* **To be done**
Below are the records; locate each line with the word "something" and copy it.

* **Given entries**
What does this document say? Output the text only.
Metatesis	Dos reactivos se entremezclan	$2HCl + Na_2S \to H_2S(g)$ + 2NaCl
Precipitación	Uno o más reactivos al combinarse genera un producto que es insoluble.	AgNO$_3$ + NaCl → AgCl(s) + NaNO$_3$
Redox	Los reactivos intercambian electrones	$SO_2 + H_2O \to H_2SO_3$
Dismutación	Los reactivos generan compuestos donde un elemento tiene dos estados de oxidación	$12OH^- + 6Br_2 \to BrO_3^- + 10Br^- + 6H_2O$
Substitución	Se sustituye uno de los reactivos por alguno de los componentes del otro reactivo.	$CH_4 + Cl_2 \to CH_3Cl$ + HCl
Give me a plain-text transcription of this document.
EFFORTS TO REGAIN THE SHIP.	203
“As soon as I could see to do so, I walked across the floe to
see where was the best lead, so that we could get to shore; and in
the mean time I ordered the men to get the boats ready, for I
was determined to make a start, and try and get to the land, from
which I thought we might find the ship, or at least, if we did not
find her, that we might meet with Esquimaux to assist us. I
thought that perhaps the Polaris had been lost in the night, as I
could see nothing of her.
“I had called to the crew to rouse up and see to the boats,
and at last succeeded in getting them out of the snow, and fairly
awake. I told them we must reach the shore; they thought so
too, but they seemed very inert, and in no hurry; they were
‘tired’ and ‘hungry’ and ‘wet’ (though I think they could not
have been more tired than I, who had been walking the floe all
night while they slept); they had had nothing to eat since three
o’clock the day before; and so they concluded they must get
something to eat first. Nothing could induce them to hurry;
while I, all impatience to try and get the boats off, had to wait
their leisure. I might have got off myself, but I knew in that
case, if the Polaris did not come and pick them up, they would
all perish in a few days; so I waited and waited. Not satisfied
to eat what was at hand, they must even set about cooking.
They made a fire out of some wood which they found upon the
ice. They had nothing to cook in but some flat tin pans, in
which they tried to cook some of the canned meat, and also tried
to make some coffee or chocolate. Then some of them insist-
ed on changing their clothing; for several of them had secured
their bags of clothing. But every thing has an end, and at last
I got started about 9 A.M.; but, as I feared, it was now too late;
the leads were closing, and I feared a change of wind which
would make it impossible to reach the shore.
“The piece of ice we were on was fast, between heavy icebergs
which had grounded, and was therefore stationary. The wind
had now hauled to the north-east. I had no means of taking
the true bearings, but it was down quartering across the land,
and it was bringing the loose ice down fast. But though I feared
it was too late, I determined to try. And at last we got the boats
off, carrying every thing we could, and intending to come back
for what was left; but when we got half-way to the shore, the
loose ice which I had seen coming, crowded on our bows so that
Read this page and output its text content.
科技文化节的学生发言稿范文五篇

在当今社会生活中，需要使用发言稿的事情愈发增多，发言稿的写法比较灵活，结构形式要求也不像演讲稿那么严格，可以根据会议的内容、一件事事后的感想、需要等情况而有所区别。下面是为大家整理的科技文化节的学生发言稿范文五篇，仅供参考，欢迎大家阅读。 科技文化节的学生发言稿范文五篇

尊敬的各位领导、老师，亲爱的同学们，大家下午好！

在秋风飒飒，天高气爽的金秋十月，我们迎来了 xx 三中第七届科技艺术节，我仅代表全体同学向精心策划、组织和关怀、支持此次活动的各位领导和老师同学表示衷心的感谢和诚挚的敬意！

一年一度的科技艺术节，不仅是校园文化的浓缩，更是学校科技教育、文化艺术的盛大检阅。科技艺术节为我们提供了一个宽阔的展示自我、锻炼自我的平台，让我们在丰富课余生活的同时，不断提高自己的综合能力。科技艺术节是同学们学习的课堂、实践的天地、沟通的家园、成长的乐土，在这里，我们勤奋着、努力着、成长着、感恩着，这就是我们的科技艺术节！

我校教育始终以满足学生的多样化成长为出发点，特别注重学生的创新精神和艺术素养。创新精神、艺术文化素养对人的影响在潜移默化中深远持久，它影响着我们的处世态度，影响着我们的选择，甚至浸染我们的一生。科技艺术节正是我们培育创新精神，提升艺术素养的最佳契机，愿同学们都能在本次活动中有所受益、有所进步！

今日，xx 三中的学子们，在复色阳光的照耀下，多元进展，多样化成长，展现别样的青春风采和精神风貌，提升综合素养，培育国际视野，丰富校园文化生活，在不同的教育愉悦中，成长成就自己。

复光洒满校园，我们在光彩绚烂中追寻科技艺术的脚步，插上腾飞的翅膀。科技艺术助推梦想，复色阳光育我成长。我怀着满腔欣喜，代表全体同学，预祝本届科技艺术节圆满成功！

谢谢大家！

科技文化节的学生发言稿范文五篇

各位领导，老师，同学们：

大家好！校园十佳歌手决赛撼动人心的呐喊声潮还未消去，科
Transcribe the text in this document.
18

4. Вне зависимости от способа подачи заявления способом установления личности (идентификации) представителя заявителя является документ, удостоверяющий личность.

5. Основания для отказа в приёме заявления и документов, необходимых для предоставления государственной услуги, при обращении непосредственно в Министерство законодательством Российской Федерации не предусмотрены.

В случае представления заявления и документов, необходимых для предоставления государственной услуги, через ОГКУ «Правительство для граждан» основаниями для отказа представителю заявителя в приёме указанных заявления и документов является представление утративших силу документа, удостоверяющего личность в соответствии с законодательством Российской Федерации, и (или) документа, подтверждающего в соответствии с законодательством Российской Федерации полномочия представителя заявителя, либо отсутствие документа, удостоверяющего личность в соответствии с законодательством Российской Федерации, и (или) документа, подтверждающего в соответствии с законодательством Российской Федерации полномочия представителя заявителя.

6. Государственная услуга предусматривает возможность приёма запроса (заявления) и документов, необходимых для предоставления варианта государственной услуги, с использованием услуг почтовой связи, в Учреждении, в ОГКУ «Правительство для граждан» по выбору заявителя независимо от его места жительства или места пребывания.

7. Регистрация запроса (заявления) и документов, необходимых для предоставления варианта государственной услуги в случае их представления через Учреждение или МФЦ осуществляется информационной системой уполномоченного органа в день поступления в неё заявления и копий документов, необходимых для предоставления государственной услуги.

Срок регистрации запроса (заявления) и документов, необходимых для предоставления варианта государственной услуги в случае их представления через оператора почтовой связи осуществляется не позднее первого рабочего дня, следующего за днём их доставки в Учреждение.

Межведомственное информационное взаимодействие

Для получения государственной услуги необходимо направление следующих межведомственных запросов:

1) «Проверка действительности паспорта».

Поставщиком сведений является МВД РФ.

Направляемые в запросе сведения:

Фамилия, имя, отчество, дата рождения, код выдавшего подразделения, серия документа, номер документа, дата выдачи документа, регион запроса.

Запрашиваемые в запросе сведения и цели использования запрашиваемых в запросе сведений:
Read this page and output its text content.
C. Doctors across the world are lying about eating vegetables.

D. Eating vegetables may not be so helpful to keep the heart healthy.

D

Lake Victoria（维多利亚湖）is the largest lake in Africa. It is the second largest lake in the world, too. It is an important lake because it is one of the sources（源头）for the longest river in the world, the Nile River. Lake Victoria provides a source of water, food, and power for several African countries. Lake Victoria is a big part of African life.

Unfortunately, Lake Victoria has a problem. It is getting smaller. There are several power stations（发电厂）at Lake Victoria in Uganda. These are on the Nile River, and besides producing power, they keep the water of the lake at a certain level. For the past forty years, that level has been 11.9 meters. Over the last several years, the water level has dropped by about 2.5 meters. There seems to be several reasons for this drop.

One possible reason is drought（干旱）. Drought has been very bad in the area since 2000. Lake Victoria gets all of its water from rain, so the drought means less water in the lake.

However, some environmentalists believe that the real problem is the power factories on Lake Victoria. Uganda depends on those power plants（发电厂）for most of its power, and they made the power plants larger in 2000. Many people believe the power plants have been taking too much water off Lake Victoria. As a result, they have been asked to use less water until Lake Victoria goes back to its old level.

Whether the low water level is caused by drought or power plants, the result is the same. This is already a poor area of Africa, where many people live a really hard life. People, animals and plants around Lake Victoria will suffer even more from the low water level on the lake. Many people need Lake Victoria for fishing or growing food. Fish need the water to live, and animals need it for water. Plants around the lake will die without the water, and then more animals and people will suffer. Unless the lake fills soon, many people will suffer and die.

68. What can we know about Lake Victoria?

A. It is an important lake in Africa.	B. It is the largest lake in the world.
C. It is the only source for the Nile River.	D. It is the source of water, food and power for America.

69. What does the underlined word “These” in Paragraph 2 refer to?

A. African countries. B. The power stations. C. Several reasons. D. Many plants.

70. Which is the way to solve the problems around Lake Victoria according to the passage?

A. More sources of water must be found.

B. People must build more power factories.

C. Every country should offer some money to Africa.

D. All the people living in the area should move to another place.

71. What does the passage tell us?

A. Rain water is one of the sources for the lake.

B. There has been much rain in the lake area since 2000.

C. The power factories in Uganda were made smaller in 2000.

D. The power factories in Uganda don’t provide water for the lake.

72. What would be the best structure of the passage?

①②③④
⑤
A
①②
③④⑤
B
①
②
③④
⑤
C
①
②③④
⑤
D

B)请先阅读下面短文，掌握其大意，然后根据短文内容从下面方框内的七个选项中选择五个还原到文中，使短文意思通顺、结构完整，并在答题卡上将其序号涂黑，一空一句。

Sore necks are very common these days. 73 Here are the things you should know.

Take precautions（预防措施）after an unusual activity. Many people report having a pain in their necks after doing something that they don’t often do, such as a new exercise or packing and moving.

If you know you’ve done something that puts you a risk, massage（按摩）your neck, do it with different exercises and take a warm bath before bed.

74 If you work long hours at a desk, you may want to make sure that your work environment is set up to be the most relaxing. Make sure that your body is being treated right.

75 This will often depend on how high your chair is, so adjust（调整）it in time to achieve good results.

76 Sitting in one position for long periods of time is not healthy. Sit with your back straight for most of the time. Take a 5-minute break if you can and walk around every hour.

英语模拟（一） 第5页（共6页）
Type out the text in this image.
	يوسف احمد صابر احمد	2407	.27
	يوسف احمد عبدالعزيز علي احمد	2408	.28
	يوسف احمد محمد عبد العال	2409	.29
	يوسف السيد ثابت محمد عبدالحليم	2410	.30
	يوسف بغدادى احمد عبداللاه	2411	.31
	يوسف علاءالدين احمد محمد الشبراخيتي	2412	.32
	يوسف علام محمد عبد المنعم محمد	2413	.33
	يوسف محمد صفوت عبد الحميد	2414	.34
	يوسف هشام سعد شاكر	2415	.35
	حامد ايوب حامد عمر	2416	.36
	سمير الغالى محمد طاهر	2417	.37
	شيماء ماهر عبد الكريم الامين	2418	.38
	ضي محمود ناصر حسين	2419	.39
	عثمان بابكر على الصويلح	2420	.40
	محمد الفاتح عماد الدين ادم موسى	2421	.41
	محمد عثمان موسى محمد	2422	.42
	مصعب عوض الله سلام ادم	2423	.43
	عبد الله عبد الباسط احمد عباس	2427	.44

* **Full output**
something to eat first. Nothing could induce them to hurry;
Take precautions（预防措施）after an unusual activity. Many people report having a pain in their necks after doing something that they don’t often do, such as a new exercise or packing and moving.
If you know you’ve done something that puts you a risk, massage（按摩）your neck, do it with different exercises and take a warm bath before bed.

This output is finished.